给定任务 A:
根据这篇讲最大子数组和算法的文章回答:
(i) 暴力算法的时间复杂度是多少?
(ii) 分治法中计算 mc 时,mc 必定包含哪个元素?
(iii) 动态规划法中 dp[i] 表示什么?
给定任务 B:
请从末尾接着续写这篇讲最大子数组和算法的文章。

一、暴力算法 $\mathcal{O}(n^3)$
遍历数组的所有子数组集合,并对其求和,筛选出和的最大值
int maxSumOfSub1(int* array, int length){
int maxSum = 0;
int startIndex = 0, endIndex = 0;
for(int i = 0; i < length; i++){
for(int j = i; j < length; j++){
int sum = 0;
for(int k = i; k <= j; k++)
sum += array[k];
if(maxSum < sum){
maxSum = sum;
startIndex = i;
endIndex = j;
}
}
}
cout << "Begin:" << startIndex << " End:" << endIndex << " Num:" << maxSum << endl;
return maxSum;
}
二、前缀和 $\mathcal{O}(n^2)$
先把数组的前 i 项和求出来并将其保存到数组中,然后计算所有子数组集合的和,筛选其中最大的
int maxSumOfSub2(int* array, int length){
int maxSum = 0;
int sumLen = length + 1;
int sum[sumLen] = {0};
int startIndex = 0, endIndex = 0;
for(int i = 1; i <= length; ++i){
sum[i] = sum[i-1] + array[i-1];
}
// for_each(sum, sum + sumLen, [](int ele){ cout << ele << " ";});
// cout << endl;
for(int i = 0; i < length; i++){
for(int j = i + 1; j <= length; j++){
int res = sum[j] - sum[i];
if(maxSum < res){
maxSum = res;
startIndex = i;
endIndex = j-1;
}
}
}
cout << "Begin:" << startIndex << " End:" << endIndex << " Num:" << maxSum << endl;
return maxSum;
}
三、分治法 $\mathcal{O}(n\log_2{}n)$
先将数组分为两个子数组 a, b;
分别求出两个子数组 a,b 的连续子数组中和的最大值 ma, mb;
还有一种情况:有可能最大和的子数组跨越两个数组 mc;
在计算 mc 时,注意:mc必定包含总区间的中间元素,因此求 mc 等价于从中间元素开始往左累加的最大值 + 从中间元素开始往右累加的最大值。
最后比较 ma, mb, mc,取最大的。
int maxSumOfSub3(int* array, int l, int r){
if(l == r){
return array[l];
}
int mid = (l + r) / 2;
//计算Ma,Mb的情况
int maxa = maxSumOfSub3(array, l, mid);
int maxb = maxSumOfSub3(array, mid + 1, r);
//计算子数组跨越两个子数组(Mc)的情况
int maxc = 0, lmax = 0, rmax = 0, sum = 0;
for(int i = mid; i >= l; i--){//从中间元素开始往左累加的最大值
sum += array[i];
lmax = max(lmax, sum);
}
sum = 0;
for(int i = mid + 1; i <= r; i++){//从中间元素开始往右累加的最大值
sum += array[i];
rmax = max(rmax, sum);
}
maxc = lmax + rmax;
return max(maxc, max(maxa, maxb));
}
四、动态规划法 $\mathcal{O}(n)$
dp[i]表示以下标i指向的元素结尾的所有子数组的和的最大值- 状态转移方程:
dp[i] = max(dp[i-1] + array[i], array[i]) - 最后的子数组最大和:
ans = max(dp[i], ans) - 需要比较三个值,筛选出三者中的最大值:前最大子数组和(索引
i-1之前)、当前项array[i]的值、边界最大子数组和(索引i之前)

条目位置记录
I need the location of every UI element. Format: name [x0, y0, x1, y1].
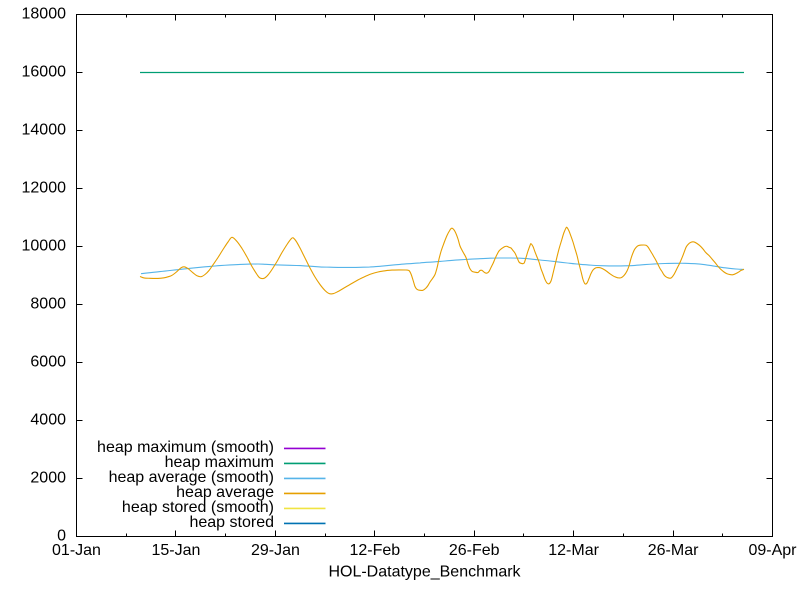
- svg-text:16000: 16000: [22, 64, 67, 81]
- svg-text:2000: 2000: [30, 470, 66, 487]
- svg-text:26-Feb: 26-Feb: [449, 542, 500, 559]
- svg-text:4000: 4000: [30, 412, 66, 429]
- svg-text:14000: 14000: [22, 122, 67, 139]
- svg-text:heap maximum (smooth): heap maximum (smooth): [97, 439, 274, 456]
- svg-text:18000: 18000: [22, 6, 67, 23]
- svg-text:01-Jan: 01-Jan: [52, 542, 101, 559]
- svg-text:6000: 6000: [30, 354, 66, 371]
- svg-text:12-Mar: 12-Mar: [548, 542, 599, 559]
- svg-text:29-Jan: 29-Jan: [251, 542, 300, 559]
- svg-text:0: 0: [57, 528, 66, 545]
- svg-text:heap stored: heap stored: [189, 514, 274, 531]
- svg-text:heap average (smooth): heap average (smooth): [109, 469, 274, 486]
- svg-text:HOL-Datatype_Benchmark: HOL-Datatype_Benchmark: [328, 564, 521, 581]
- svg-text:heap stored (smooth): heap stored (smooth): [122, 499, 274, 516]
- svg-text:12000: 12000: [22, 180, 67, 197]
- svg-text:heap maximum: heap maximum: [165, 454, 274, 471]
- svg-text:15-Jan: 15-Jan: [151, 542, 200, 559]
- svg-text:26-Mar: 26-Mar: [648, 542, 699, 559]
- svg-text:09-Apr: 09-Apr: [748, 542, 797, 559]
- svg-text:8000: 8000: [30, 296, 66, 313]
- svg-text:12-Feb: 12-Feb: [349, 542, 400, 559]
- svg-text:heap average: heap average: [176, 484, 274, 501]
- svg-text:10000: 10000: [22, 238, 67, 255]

---

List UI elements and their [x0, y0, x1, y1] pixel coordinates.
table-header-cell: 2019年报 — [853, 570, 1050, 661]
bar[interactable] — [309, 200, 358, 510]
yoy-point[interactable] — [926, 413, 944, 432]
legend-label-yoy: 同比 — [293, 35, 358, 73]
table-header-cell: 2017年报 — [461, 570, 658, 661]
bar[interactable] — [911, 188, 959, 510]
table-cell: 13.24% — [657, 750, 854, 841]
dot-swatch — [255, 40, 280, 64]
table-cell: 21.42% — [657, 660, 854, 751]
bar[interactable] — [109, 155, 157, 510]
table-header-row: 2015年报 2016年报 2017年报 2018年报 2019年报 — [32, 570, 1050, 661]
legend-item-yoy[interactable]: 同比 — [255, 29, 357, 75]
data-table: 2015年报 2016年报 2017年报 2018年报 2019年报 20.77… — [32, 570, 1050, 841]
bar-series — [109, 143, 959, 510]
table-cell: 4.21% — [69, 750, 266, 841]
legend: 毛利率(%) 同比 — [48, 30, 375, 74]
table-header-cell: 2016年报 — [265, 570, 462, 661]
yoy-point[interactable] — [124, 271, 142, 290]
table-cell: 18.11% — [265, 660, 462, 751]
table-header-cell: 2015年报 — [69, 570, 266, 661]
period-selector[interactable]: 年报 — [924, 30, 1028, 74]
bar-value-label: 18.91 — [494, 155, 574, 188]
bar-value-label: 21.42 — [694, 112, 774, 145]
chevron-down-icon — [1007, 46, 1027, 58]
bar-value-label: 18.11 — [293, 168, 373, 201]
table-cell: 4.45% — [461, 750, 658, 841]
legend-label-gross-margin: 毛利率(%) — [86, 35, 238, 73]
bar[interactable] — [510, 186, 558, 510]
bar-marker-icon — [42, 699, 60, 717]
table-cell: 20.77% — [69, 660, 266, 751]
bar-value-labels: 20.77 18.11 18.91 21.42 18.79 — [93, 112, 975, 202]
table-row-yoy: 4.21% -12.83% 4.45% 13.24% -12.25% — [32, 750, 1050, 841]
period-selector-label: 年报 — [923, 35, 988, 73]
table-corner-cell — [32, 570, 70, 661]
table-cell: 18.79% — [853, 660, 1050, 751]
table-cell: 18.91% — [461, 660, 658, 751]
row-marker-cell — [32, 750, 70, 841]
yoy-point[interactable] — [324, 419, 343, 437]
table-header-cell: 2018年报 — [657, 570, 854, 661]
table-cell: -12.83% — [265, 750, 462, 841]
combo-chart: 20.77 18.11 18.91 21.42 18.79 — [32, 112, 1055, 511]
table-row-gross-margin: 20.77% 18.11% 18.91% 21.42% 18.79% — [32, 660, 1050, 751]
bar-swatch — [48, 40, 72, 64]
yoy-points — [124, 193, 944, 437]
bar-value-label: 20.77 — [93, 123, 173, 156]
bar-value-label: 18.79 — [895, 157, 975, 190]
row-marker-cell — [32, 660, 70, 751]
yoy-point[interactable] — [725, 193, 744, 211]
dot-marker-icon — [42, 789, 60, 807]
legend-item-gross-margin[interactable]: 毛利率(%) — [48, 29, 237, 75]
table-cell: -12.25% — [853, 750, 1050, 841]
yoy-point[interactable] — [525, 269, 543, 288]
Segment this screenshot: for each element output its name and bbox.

最终结果 A:
(i) O(n^3)
(ii) 总区间的中间元素
(iii) 以下标 i 指向的元素结尾的所有子数组的和的最大值

最终结果 B:
int maxSumOfSub4( int* array, int length)
{
int dp[length] = {array[0]};
int maxSum = array[0];
for( int i = 1; i < length; ++i )
{
dp[i] = max(dp[i-1] + array[i], array[i]);
maxSum = max(maxSum, dp[i]);
}
return maxSum;
}
改进一:省去保存历史状态值的数组空间
int maxSumOfSub5( int* array, int length)
{
int boundry = array[0];
int maxSum = array[0];
for( int i = 1; i < length; ++i )
{
boundry = max(boundry + array[i], array[i]);
maxSum = max(maxSum, boundry);
}
return maxSum;
}
改进二:记录最大子数组区间
int maxSumOfSub6( int* array, int length)
{
int dp[length] = {array[0]};
int maxSum = array[0];
int endIndex = 0;
int startIndex = 0;
int tmpBeginIndex = 0;
for( int i = 1; i < length; ++i )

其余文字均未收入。